[Extracts from a graphics dataset]
▶

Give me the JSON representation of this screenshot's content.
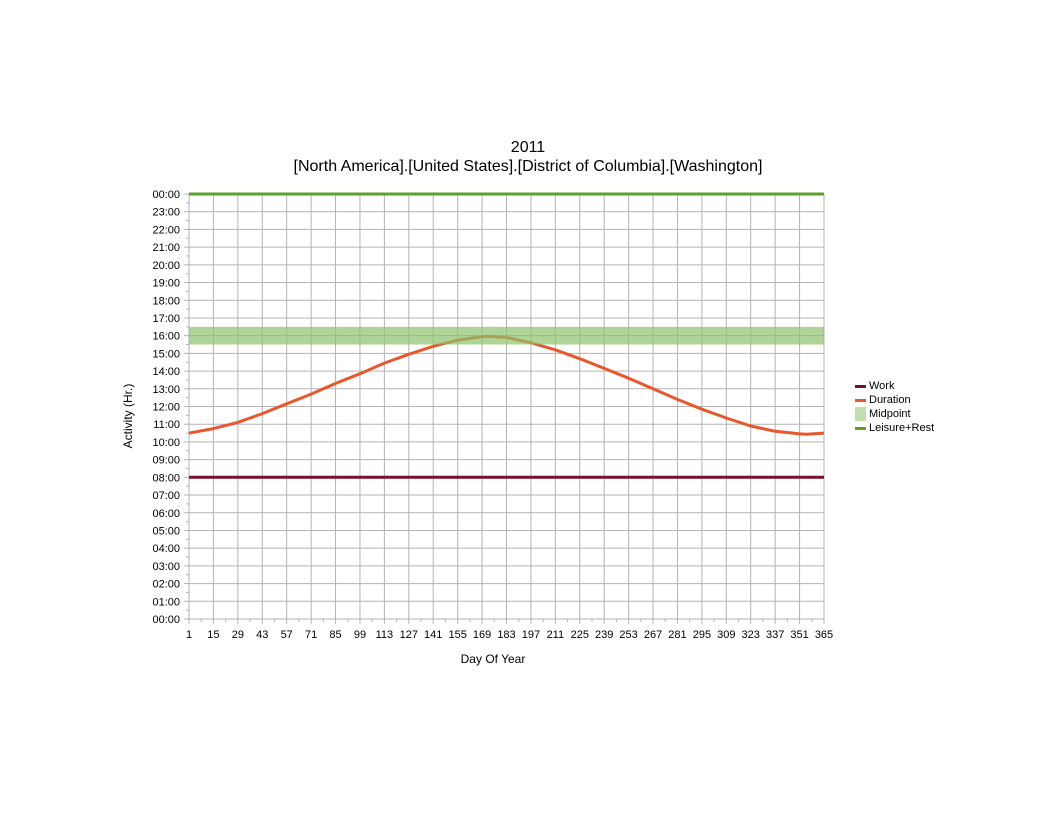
{
  "chart_data": {
    "type": "line",
    "title": "2011",
    "subtitle": "[North America].[United States].[District of Columbia].[Washington]",
    "xlabel": "Day Of Year",
    "ylabel": "Activity (Hr.)",
    "xlim": [
      1,
      365
    ],
    "ylim": [
      0,
      24
    ],
    "grid": true,
    "legend_position": "right",
    "x_ticks": [
      1,
      15,
      29,
      43,
      57,
      71,
      85,
      99,
      113,
      127,
      141,
      155,
      169,
      183,
      197,
      211,
      225,
      239,
      253,
      267,
      281,
      295,
      309,
      323,
      337,
      351,
      365
    ],
    "y_ticks": [
      "00:00",
      "01:00",
      "02:00",
      "03:00",
      "04:00",
      "05:00",
      "06:00",
      "07:00",
      "08:00",
      "09:00",
      "10:00",
      "11:00",
      "12:00",
      "13:00",
      "14:00",
      "15:00",
      "16:00",
      "17:00",
      "18:00",
      "19:00",
      "20:00",
      "21:00",
      "22:00",
      "23:00",
      "00:00"
    ],
    "series": [
      {
        "name": "Work",
        "color": "#7b0f2b",
        "x": [
          1,
          365
        ],
        "y": [
          8,
          8
        ]
      },
      {
        "name": "Duration",
        "color": "#e8572d",
        "x": [
          1,
          15,
          29,
          43,
          57,
          71,
          85,
          99,
          113,
          127,
          141,
          155,
          169,
          172,
          183,
          197,
          211,
          225,
          239,
          253,
          267,
          281,
          295,
          309,
          323,
          337,
          351,
          355,
          365
        ],
        "y": [
          10.5,
          10.75,
          11.1,
          11.6,
          12.15,
          12.7,
          13.3,
          13.85,
          14.45,
          14.95,
          15.4,
          15.75,
          15.95,
          15.97,
          15.9,
          15.6,
          15.2,
          14.7,
          14.15,
          13.6,
          13.0,
          12.4,
          11.85,
          11.35,
          10.9,
          10.6,
          10.45,
          10.43,
          10.5
        ]
      },
      {
        "name": "Midpoint",
        "color": "#8dc26b",
        "type": "band",
        "x": [
          1,
          365
        ],
        "low": 15.5,
        "high": 16.5
      },
      {
        "name": "Leisure+Rest",
        "color": "#5e9e2e",
        "x": [
          1,
          365
        ],
        "y": [
          24,
          24
        ]
      }
    ]
  }
}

◀

#### Requirement
Every record must be copied exactly, with the pictures left out.

#### Result for this task
Give me the JSON representation of this screenshot's content.
{
  "chart_data": {
    "type": "line",
    "title": "2011",
    "subtitle": "[North America].[United States].[District of Columbia].[Washington]",
    "xlabel": "Day Of Year",
    "ylabel": "Activity (Hr.)",
    "xlim": [
      1,
      365
    ],
    "ylim": [
      0,
      24
    ],
    "grid": true,
    "legend_position": "right",
    "x_ticks": [
      1,
      15,
      29,
      43,
      57,
      71,
      85,
      99,
      113,
      127,
      141,
      155,
      169,
      183,
      197,
      211,
      225,
      239,
      253,
      267,
      281,
      295,
      309,
      323,
      337,
      351,
      365
    ],
    "y_ticks": [
      "00:00",
      "01:00",
      "02:00",
      "03:00",
      "04:00",
      "05:00",
      "06:00",
      "07:00",
      "08:00",
      "09:00",
      "10:00",
      "11:00",
      "12:00",
      "13:00",
      "14:00",
      "15:00",
      "16:00",
      "17:00",
      "18:00",
      "19:00",
      "20:00",
      "21:00",
      "22:00",
      "23:00",
      "00:00"
    ],
    "series": [
      {
        "name": "Work",
        "color": "#7b0f2b",
        "x": [
          1,
          365
        ],
        "y": [
          8,
          8
        ]
      },
      {
        "name": "Duration",
        "color": "#e8572d",
        "x": [
          1,
          15,
          29,
          43,
          57,
          71,
          85,
          99,
          113,
          127,
          141,
          155,
          169,
          172,
          183,
          197,
          211,
          225,
          239,
          253,
          267,
          281,
          295,
          309,
          323,
          337,
          351,
          355,
          365
        ],
        "y": [
          10.5,
          10.75,
          11.1,
          11.6,
          12.15,
          12.7,
          13.3,
          13.85,
          14.45,
          14.95,
          15.4,
          15.75,
          15.95,
          15.97,
          15.9,
          15.6,
          15.2,
          14.7,
          14.15,
          13.6,
          13.0,
          12.4,
          11.85,
          11.35,
          10.9,
          10.6,
          10.45,
          10.43,
          10.5
        ]
      },
      {
        "name": "Midpoint",
        "color": "#8dc26b",
        "type": "band",
        "x": [
          1,
          365
        ],
        "low": 15.5,
        "high": 16.5
      },
      {
        "name": "Leisure+Rest",
        "color": "#5e9e2e",
        "x": [
          1,
          365
        ],
        "y": [
          24,
          24
        ]
      }
    ]
  }
}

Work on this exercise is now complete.